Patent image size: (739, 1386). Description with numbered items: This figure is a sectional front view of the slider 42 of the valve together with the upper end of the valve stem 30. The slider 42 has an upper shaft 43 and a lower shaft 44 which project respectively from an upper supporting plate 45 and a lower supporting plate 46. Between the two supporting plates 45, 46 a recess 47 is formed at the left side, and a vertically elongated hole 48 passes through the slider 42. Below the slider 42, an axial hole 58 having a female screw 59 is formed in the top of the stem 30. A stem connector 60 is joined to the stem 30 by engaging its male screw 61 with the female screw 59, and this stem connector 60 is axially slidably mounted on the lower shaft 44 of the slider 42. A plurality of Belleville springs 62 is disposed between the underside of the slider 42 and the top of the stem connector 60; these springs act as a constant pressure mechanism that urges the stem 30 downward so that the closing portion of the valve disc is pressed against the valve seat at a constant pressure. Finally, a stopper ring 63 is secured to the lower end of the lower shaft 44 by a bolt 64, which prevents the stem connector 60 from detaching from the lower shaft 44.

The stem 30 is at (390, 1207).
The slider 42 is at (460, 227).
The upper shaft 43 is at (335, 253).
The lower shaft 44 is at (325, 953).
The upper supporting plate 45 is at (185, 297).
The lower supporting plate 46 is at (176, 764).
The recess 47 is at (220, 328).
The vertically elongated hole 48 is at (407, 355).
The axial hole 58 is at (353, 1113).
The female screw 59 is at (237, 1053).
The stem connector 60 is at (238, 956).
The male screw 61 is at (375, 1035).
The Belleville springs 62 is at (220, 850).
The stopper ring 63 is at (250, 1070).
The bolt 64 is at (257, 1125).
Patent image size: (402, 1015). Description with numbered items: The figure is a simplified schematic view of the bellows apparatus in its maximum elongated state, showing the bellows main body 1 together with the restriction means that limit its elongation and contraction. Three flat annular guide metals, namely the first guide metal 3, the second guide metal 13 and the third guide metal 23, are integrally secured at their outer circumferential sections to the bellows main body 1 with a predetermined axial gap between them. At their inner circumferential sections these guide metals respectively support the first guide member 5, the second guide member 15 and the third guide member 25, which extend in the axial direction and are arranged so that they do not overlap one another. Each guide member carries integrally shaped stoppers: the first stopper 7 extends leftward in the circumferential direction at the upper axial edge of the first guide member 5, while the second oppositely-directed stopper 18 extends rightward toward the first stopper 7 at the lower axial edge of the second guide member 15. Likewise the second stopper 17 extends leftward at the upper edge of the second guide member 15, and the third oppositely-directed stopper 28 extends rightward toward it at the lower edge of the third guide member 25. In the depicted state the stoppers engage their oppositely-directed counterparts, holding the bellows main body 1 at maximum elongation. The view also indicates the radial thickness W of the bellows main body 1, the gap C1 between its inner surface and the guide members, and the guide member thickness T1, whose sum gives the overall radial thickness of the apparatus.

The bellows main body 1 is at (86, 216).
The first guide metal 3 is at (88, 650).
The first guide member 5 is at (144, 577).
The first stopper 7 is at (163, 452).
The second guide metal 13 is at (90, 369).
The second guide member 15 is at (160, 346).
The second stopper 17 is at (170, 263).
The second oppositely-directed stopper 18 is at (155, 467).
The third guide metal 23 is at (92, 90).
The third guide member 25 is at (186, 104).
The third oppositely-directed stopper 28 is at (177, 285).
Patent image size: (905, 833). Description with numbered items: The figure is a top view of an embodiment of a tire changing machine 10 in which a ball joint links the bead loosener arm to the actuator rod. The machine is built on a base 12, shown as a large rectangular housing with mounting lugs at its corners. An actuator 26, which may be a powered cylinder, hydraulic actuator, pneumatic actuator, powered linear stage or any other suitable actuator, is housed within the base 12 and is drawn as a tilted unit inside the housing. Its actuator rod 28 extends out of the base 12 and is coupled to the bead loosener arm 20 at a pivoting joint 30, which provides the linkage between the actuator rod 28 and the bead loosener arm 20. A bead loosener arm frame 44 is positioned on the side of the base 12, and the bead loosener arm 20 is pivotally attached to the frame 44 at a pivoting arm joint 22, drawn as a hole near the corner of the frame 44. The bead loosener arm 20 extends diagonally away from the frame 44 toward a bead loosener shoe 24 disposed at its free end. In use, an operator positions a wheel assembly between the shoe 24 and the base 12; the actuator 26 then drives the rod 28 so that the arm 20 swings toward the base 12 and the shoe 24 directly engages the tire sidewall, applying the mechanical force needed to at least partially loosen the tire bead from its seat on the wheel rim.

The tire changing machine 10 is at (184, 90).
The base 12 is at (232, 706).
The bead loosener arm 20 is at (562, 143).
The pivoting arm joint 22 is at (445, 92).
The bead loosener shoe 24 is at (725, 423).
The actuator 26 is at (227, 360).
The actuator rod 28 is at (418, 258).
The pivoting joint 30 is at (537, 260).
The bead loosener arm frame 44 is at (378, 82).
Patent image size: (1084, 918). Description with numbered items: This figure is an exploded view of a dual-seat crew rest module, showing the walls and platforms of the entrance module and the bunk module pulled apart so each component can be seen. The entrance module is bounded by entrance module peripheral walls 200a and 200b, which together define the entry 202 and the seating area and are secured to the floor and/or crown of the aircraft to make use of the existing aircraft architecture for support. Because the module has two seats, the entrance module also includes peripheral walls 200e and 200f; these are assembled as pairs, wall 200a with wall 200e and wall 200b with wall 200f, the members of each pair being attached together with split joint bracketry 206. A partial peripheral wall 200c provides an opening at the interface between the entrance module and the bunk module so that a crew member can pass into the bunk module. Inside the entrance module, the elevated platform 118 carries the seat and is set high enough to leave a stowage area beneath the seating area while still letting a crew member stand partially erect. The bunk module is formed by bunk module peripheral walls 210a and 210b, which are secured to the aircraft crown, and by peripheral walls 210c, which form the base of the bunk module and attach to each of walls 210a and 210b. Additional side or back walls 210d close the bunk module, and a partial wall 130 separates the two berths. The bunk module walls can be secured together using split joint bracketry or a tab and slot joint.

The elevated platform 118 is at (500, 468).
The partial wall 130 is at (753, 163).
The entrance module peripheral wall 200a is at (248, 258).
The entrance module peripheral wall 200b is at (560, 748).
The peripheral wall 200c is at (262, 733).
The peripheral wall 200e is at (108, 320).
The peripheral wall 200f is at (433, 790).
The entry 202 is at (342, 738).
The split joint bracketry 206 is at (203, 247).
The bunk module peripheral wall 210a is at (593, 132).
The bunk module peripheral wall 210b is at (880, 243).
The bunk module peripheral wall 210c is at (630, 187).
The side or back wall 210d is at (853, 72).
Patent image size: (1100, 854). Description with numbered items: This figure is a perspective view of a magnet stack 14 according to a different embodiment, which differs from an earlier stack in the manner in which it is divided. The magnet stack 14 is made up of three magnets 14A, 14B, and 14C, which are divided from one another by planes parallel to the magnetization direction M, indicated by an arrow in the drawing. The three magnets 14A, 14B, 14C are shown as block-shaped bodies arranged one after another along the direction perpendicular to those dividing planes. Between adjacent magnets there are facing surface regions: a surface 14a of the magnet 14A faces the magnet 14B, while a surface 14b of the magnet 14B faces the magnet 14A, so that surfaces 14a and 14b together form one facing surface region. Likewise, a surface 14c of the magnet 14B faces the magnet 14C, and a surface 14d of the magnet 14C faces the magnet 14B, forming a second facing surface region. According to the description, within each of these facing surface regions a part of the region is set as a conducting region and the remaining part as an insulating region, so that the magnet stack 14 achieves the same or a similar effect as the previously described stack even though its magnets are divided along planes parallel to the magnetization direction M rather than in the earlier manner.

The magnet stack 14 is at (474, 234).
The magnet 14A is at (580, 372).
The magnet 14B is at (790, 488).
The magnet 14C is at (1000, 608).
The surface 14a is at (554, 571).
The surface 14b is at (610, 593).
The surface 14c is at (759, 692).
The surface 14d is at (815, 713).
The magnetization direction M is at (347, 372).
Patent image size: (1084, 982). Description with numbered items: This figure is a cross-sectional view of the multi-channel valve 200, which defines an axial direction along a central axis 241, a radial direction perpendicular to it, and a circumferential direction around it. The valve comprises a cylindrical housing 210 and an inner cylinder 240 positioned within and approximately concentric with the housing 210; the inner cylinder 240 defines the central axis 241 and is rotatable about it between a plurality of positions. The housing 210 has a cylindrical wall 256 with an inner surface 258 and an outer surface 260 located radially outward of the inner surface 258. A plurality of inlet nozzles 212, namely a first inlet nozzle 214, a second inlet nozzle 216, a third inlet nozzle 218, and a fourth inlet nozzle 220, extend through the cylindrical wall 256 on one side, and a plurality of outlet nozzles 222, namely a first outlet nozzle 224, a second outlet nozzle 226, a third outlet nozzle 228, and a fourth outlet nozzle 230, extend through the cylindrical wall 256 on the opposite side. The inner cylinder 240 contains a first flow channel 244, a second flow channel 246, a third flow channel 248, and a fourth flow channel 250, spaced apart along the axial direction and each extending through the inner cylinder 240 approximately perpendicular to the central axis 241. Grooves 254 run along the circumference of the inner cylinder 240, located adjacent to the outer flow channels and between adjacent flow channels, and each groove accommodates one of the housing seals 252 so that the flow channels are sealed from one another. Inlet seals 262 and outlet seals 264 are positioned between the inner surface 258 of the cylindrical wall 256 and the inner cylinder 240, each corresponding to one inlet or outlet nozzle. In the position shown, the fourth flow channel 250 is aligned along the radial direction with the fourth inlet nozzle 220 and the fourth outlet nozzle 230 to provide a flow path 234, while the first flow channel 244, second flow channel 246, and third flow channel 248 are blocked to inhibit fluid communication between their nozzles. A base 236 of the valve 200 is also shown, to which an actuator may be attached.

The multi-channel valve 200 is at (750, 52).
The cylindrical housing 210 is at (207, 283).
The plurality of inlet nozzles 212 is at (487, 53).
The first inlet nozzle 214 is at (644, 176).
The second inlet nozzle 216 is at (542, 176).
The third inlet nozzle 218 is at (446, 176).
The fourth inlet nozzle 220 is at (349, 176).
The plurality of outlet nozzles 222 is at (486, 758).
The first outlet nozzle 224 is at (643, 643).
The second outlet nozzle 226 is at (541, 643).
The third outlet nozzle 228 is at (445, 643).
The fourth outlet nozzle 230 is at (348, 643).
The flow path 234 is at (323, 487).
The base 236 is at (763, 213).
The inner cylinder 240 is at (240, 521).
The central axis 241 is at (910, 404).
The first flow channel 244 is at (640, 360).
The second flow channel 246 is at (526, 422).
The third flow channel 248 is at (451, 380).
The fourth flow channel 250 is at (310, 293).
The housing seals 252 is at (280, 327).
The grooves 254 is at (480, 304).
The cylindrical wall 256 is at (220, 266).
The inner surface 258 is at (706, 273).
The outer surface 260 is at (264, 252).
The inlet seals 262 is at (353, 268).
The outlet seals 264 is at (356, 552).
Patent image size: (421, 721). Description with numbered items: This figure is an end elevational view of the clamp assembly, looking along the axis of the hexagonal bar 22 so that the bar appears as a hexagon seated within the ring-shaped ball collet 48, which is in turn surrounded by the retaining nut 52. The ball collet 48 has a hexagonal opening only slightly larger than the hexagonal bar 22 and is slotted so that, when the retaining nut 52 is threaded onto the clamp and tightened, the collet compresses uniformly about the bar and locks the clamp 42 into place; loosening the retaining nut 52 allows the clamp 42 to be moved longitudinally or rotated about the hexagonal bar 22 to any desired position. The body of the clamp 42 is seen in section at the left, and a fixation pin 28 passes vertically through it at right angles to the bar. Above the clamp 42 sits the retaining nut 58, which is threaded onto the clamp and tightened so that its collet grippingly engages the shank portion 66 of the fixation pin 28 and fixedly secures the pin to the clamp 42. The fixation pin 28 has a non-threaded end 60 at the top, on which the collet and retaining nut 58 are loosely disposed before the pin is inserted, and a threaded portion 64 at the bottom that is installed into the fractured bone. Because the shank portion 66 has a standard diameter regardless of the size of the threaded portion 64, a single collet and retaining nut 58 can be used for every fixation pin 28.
================
> **任务要求**:
请原样输出从记录开头到包含“The bolt 64 is at (257, 1125).”的那一行为止的所有行，首尾两行都包括在内。

> **完整回答**:
Patent image size: (739, 1386). Description with numbered items: This figure is a sectional front view of the slider 42 of the valve together with the upper end of the valve stem 30. The slider 42 has an upper shaft 43 and a lower shaft 44 which project respectively from an upper supporting plate 45 and a lower supporting plate 46. Between the two supporting plates 45, 46 a recess 47 is formed at the left side, and a vertically elongated hole 48 passes through the slider 42. Below the slider 42, an axial hole 58 having a female screw 59 is formed in the top of the stem 30. A stem connector 60 is joined to the stem 30 by engaging its male screw 61 with the female screw 59, and this stem connector 60 is axially slidably mounted on the lower shaft 44 of the slider 42. A plurality of Belleville springs 62 is disposed between the underside of the slider 42 and the top of the stem connector 60; these springs act as a constant pressure mechanism that urges the stem 30 downward so that the closing portion of the valve disc is pressed against the valve seat at a constant pressure. Finally, a stopper ring 63 is secured to the lower end of the lower shaft 44 by a bolt 64, which prevents the stem connector 60 from detaching from the lower shaft 44.

The stem 30 is at (390, 1207).
The slider 42 is at (460, 227).
The upper shaft 43 is at (335, 253).
The lower shaft 44 is at (325, 953).
The upper supporting plate 45 is at (185, 297).
The lower supporting plate 46 is at (176, 764).
The recess 47 is at (220, 328).
The vertically elongated hole 48 is at (407, 355).
The axial hole 58 is at (353, 1113).
The female screw 59 is at (237, 1053).
The stem connector 60 is at (238, 956).
The male screw 61 is at (375, 1035).
The Belleville springs 62 is at (220, 850).
The stopper ring 63 is at (250, 1070).
The bolt 64 is at (257, 1125).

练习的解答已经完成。